GIVEN EXERCISE: Return all of the data exactly as given.

— Start of INPUT ROWS —

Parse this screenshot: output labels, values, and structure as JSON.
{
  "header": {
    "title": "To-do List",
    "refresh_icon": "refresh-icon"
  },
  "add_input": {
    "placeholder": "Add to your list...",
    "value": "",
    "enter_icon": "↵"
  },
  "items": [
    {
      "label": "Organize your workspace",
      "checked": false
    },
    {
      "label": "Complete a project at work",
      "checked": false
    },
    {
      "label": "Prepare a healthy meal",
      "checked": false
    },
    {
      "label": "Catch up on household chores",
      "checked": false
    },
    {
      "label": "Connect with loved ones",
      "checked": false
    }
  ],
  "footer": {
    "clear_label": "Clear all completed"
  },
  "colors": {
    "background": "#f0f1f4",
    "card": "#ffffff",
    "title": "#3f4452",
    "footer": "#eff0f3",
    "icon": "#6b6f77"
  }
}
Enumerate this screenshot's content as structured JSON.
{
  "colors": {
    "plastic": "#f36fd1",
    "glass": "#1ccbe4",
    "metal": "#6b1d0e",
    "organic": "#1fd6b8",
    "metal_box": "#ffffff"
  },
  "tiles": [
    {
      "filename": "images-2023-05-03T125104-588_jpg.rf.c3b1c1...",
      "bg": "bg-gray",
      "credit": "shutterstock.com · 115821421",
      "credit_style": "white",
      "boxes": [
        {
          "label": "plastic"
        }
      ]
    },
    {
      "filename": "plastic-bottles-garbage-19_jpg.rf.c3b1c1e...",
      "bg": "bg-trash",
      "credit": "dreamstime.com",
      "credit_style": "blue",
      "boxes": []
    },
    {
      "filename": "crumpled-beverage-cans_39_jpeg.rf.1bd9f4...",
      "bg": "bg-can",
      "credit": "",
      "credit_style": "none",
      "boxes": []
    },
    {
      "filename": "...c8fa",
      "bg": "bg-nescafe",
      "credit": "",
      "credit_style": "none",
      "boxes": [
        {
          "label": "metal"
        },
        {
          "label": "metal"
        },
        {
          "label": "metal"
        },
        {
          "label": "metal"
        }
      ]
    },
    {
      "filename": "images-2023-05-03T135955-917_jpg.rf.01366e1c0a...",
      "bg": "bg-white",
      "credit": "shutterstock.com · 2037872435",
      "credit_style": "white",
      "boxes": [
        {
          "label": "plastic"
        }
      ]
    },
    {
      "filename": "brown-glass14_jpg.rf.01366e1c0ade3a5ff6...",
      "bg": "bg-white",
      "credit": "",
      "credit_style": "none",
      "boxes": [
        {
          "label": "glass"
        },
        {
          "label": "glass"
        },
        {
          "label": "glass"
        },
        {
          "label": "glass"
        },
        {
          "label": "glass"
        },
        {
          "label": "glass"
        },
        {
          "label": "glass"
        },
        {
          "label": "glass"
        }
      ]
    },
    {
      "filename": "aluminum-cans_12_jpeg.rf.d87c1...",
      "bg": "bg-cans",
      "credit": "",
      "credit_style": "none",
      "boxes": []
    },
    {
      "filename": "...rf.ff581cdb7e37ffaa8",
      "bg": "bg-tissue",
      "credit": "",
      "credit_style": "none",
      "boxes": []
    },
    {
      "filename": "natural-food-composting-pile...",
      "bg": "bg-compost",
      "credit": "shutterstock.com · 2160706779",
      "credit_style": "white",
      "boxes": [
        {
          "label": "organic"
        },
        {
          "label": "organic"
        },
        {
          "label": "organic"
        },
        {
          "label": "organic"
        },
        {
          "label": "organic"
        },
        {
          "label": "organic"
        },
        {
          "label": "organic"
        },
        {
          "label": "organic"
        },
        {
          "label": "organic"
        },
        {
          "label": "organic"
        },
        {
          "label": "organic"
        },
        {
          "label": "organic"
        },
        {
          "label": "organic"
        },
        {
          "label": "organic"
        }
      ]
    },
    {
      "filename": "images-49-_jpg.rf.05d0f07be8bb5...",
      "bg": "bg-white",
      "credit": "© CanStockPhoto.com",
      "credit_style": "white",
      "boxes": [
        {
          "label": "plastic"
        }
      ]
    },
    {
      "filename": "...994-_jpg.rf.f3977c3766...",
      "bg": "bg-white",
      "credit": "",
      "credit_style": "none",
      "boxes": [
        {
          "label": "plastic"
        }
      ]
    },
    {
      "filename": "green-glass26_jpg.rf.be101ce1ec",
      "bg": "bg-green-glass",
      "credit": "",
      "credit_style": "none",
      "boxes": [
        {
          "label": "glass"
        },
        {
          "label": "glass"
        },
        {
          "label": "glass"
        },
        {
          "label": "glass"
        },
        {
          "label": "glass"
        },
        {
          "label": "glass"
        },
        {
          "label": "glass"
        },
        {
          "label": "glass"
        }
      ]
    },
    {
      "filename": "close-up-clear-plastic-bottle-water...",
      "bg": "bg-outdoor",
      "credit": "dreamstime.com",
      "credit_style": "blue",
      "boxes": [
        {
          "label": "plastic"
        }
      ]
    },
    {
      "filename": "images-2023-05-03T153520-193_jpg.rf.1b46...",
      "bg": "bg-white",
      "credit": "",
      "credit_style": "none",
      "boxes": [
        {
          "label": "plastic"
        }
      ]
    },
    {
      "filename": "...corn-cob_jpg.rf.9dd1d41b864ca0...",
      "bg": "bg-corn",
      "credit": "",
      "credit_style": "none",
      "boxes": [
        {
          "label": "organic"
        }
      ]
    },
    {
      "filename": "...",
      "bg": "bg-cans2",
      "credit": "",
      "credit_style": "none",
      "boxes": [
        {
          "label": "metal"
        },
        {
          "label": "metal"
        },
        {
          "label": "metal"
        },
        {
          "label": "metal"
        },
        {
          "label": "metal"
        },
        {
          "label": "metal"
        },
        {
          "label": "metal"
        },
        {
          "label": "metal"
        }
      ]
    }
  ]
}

— End of INPUT ROWS —

OUTPUT:
Parse this screenshot: output labels, values, and structure as JSON.
{
  "header": {
    "title": "To-do List",
    "refresh_icon": "refresh-icon"
  },
  "add_input": {
    "placeholder": "Add to your list...",
    "value": "",
    "enter_icon": "↵"
  },
  "items": [
    {
      "label": "Organize your workspace",
      "checked": false
    },
    {
      "label": "Complete a project at work",
      "checked": false
    },
    {
      "label": "Prepare a healthy meal",
      "checked": false
    },
    {
      "label": "Catch up on household chores",
      "checked": false
    },
    {
      "label": "Connect with loved ones",
      "checked": false
    }
  ],
  "footer": {
    "clear_label": "Clear all completed"
  },
  "colors": {
    "background": "#f0f1f4",
    "card": "#ffffff",
    "title": "#3f4452",
    "footer": "#eff0f3",
    "icon": "#6b6f77"
  }
}
Enumerate this screenshot's content as structured JSON.
{
  "colors": {
    "plastic": "#f36fd1",
    "glass": "#1ccbe4",
    "metal": "#6b1d0e",
    "organic": "#1fd6b8",
    "metal_box": "#ffffff"
  },
  "tiles": [
    {
      "filename": "images-2023-05-03T125104-588_jpg.rf.c3b1c1...",
      "bg": "bg-gray",
      "credit": "shutterstock.com · 115821421",
      "credit_style": "white",
      "boxes": [
        {
          "label": "plastic"
        }
      ]
    },
    {
      "filename": "plastic-bottles-garbage-19_jpg.rf.c3b1c1e...",
      "bg": "bg-trash",
      "credit": "dreamstime.com",
      "credit_style": "blue",
      "boxes": []
    },
    {
      "filename": "crumpled-beverage-cans_39_jpeg.rf.1bd9f4...",
      "bg": "bg-can",
      "credit": "",
      "credit_style": "none",
      "boxes": []
    },
    {
      "filename": "...c8fa",
      "bg": "bg-nescafe",
      "credit": "",
      "credit_style": "none",
      "boxes": [
        {
          "label": "metal"
        },
        {
          "label": "metal"
        },
        {
          "label": "metal"
        },
        {
          "label": "metal"
        }
      ]
    },
    {
      "filename": "images-2023-05-03T135955-917_jpg.rf.01366e1c0a...",
      "bg": "bg-white",
      "credit": "shutterstock.com · 2037872435",
      "credit_style": "white",
      "boxes": [
        {
          "label": "plastic"
        }
      ]
    },
    {
      "filename": "brown-glass14_jpg.rf.01366e1c0ade3a5ff6...",
      "bg": "bg-white",
      "credit": "",
      "credit_style": "none",
      "boxes": [
        {
          "label": "glass"
        },
        {
          "label": "glass"
        },
        {
          "label": "glass"
        },
        {
          "label": "glass"
        },
        {
          "label": "glass"
        },
        {
          "label": "glass"
        },
        {
          "label": "glass"
        },
        {
          "label": "glass"
        }
      ]
    },
    {
      "filename": "aluminum-cans_12_jpeg.rf.d87c1...",
      "bg": "bg-cans",
      "credit": "",
      "credit_style": "none",
      "boxes": []
    },
    {
      "filename": "...rf.ff581cdb7e37ffaa8",
      "bg": "bg-tissue",
      "credit": "",
      "credit_style": "none",
      "boxes": []
    },
    {
      "filename": "natural-food-composting-pile...",
      "bg": "bg-compost",
      "credit": "shutterstock.com · 2160706779",
      "credit_style": "white",
      "boxes": [
        {
          "label": "organic"
        },
        {
          "label": "organic"
        },
        {
          "label": "organic"
        },
        {
          "label": "organic"
        },
        {
          "label": "organic"
        },
        {
          "label": "organic"
        },
        {
          "label": "organic"
        },
        {
          "label": "organic"
        },
        {
          "label": "organic"
        },
        {
          "label": "organic"
        },
        {
          "label": "organic"
        },
        {
          "label": "organic"
        },
        {
          "label": "organic"
        },
        {
          "label": "organic"
        }
      ]
    },
    {
      "filename": "images-49-_jpg.rf.05d0f07be8bb5...",
      "bg": "bg-white",
      "credit": "© CanStockPhoto.com",
      "credit_style": "white",
      "boxes": [
        {
          "label": "plastic"
        }
      ]
    },
    {
      "filename": "...994-_jpg.rf.f3977c3766...",
      "bg": "bg-white",
      "credit": "",
      "credit_style": "none",
      "boxes": [
        {
          "label": "plastic"
        }
      ]
    },
    {
      "filename": "green-glass26_jpg.rf.be101ce1ec",
      "bg": "bg-green-glass",
      "credit": "",
      "credit_style": "none",
      "boxes": [
        {
          "label": "glass"
        },
        {
          "label": "glass"
        },
        {
          "label": "glass"
        },
        {
          "label": "glass"
        },
        {
          "label": "glass"
        },
        {
          "label": "glass"
        },
        {
          "label": "glass"
        },
        {
          "label": "glass"
        }
      ]
    },
    {
      "filename": "close-up-clear-plastic-bottle-water...",
      "bg": "bg-outdoor",
      "credit": "dreamstime.com",
      "credit_style": "blue",
      "boxes": [
        {
          "label": "plastic"
        }
      ]
    },
    {
      "filename": "images-2023-05-03T153520-193_jpg.rf.1b46...",
      "bg": "bg-white",
      "credit": "",
      "credit_style": "none",
      "boxes": [
        {
          "label": "plastic"
        }
      ]
    },
    {
      "filename": "...corn-cob_jpg.rf.9dd1d41b864ca0...",
      "bg": "bg-corn",
      "credit": "",
      "credit_style": "none",
      "boxes": [
        {
          "label": "organic"
        }
      ]
    },
    {
      "filename": "...",
      "bg": "bg-cans2",
      "credit": "",
      "credit_style": "none",
      "boxes": [
        {
          "label": "metal"
        },
        {
          "label": "metal"
        },
        {
          "label": "metal"
        },
        {
          "label": "metal"
        },
        {
          "label": "metal"
        },
        {
          "label": "metal"
        },
        {
          "label": "metal"
        },
        {
          "label": "metal"
        }
      ]
    }
  ]
}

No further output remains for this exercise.